§ **Instrução**
Prossiga com o texto sobre renúncia e bodhichitta, começando logo após a última frase mostrada.

Renúncia e desenvolvimento de um objetivo de Bodhichitta

Versículos 9 a 12

Trabalhando para a Liberação

(9) A prática de um bodhisattva é interessar-se pelo estado supremo e imperturbável da liberação, uma vez que os prazeres dos três planos de existência compulsiva são fenômenos que perecem em um mero instante, como o orvalho nas pontas das folhas de grama.

Ouvimos nossos gurus, lemos muitos livros e, embora eles nos inspirem muito, acho que muitas vezes também nos sentimos um pouco bloqueados. A meu ver, esse versículo trata disso. Somos como insetos, de certa forma. Estou apenas dando um exemplo aqui; não estou dizendo que somos insetos! Acenda uma vela e veja como os insetos são atraídos por ela, como voam ao redor das chamas e como morrem por causa de sua atração pela chama. Todos os esforços do samsara, tudo o que fazemos e pelo que nos esforçamos, é assim. Atraídos pelas distrações, desfrutamos do que fazemos. No entanto, no fim, quando tudo está feito, não passa de lembranças. 

Imagine que seu chefe lhe desse um ano de férias e você pudesse passar esse tempo fazendo o que quisesse. Você visitaria diferentes lugares, comeria comidas incríveis, conheceria pessoas maravilhosas. Aproveitaria o ano, depois voltaria e todos lhe perguntariam: “O que você fez? Do que mais gostou?” “Fui aqui e acolá.” Tudo o que você compartilharia não seriam nada mais que lembranças. É tudo o que nos resta.

§ **Linhas apresentadas**
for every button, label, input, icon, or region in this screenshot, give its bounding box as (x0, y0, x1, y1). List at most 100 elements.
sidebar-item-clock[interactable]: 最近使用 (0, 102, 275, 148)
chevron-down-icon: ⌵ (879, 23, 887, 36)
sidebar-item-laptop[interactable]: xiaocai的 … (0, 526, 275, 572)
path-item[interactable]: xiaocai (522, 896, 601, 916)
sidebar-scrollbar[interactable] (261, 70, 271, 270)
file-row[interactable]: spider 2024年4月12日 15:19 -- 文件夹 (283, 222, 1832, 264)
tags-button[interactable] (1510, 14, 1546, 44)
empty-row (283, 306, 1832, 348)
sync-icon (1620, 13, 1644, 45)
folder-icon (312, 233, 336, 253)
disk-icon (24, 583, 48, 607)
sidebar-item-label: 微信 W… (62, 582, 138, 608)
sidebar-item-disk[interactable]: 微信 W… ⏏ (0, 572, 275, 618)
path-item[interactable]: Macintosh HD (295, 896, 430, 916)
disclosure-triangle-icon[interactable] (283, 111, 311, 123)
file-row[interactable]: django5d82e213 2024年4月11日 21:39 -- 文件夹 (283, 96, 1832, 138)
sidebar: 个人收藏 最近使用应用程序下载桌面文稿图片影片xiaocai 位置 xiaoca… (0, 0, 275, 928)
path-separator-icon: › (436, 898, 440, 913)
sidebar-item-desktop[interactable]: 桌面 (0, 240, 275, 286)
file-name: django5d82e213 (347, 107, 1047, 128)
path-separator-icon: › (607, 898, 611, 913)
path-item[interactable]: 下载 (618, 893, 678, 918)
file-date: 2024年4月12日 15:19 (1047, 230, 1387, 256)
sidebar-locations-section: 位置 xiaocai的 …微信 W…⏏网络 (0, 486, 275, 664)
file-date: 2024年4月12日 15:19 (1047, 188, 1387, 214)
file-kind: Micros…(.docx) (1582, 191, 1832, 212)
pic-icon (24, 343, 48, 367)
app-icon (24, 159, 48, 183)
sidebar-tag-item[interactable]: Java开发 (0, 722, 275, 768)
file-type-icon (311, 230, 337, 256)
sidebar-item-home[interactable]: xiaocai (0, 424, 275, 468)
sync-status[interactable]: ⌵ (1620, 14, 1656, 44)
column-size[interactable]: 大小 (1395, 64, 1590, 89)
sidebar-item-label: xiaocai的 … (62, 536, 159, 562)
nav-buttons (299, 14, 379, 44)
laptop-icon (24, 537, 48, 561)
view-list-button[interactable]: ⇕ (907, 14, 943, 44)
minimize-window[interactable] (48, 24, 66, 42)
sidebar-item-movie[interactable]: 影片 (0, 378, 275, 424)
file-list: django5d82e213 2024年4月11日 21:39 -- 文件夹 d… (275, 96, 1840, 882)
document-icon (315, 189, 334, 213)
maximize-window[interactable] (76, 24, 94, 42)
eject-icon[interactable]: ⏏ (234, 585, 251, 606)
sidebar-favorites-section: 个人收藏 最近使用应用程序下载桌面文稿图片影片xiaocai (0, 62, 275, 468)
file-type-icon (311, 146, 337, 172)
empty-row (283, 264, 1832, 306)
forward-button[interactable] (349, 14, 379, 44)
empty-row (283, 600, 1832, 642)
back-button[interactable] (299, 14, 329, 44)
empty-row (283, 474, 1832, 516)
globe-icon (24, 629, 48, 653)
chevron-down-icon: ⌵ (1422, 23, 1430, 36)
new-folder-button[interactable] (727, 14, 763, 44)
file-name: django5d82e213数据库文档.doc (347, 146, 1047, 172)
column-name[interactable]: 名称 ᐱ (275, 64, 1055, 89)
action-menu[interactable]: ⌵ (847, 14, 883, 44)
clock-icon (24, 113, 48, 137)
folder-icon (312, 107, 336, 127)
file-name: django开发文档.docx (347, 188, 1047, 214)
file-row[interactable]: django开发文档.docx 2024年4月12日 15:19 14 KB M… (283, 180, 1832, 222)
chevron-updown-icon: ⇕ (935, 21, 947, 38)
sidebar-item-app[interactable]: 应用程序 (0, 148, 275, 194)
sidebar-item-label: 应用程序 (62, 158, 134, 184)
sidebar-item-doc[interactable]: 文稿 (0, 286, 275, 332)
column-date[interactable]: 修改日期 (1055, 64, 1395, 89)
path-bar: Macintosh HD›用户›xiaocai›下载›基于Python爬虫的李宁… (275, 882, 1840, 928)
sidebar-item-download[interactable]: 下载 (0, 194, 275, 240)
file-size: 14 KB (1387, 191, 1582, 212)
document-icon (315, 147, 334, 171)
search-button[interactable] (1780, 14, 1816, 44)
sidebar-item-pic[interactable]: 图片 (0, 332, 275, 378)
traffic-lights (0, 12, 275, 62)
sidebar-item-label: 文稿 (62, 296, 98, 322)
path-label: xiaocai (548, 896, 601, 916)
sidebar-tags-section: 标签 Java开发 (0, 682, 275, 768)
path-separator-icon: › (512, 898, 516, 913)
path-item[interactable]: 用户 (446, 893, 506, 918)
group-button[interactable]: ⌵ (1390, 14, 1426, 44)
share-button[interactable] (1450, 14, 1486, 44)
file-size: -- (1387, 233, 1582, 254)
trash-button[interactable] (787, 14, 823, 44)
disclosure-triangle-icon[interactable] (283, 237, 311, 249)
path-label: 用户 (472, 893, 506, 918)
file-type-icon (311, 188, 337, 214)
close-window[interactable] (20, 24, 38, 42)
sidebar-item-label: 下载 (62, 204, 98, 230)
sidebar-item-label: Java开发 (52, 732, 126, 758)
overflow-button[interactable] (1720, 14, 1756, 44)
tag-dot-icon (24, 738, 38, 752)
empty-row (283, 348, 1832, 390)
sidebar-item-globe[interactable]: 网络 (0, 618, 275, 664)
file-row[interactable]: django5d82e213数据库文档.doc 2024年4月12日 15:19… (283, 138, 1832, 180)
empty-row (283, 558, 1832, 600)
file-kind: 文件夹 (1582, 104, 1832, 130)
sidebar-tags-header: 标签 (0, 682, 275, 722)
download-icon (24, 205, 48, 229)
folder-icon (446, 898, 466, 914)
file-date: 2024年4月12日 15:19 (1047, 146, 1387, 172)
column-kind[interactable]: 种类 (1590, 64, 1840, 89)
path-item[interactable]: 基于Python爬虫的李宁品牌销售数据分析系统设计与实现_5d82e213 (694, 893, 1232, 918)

§ **Resposta**
O grande mestre Shantideva disse que tudo é como a experiência de um sonho e será apenas uma lembrança. Tiramos muitas fotos de nós mesmos e as publicamos on-line para obter mais curtidas. Mas o que isso nos proporciona? Tudo o que conseguimos são algumas curtidas e talvez um comentário dizendo: “Maravilhoso!” Só isso. 

Dou ao meu cachorro uma boa comida e vejo os outros cães olhando para ele. Eles o admiram ou talvez tenham até inveja! Já o meu cão está sempre olhando para mim enquanto como, provavelmente pensando “Maravilhoso! Que sorte a dele!” E eu estou olhando para aqueles bilionários que comem comida chique todos os dias e podem comprar sem esforço o que quiserem, quando quiserem. Muitas das coisas que queremos e de que precisamos lhes são dadas de graça! 

E há também aqueles que são muito ricos, como Bill Gates, que podem achar que nós, aqui embaixo, somos mais felizes, mesmo que não tenhamos muito dinheiro. Eles provavelmente se sentem bastante limitados por causa de sua fama e riqueza. O que quer que façam, é divulgado nas notícias, torna-se público. Até mesmo seus filhos e filhas não podem fazer nada sem ser assediados pelos paparazzi. Quando fazemos coisas boas ou ruins, quem realmente se importa? Temos mais liberdade. É isso que as pessoas ricas veem quando olham para nós. 

Quando um grande praticante de meditação atinge shamata, sua mente se torna tão controlada, o estado de sua mente se torna tão sutil que sua mente atinge um estágio em que não há excitação e preocupação, apenas paz. Podemos atingir esse cume. Quando alcançamos esse estágio, realmente nos sentimos mais felizes. Mas há uma data de validade. É preciso voltar. Esse estado mental só dura enquanto estivermos meditando.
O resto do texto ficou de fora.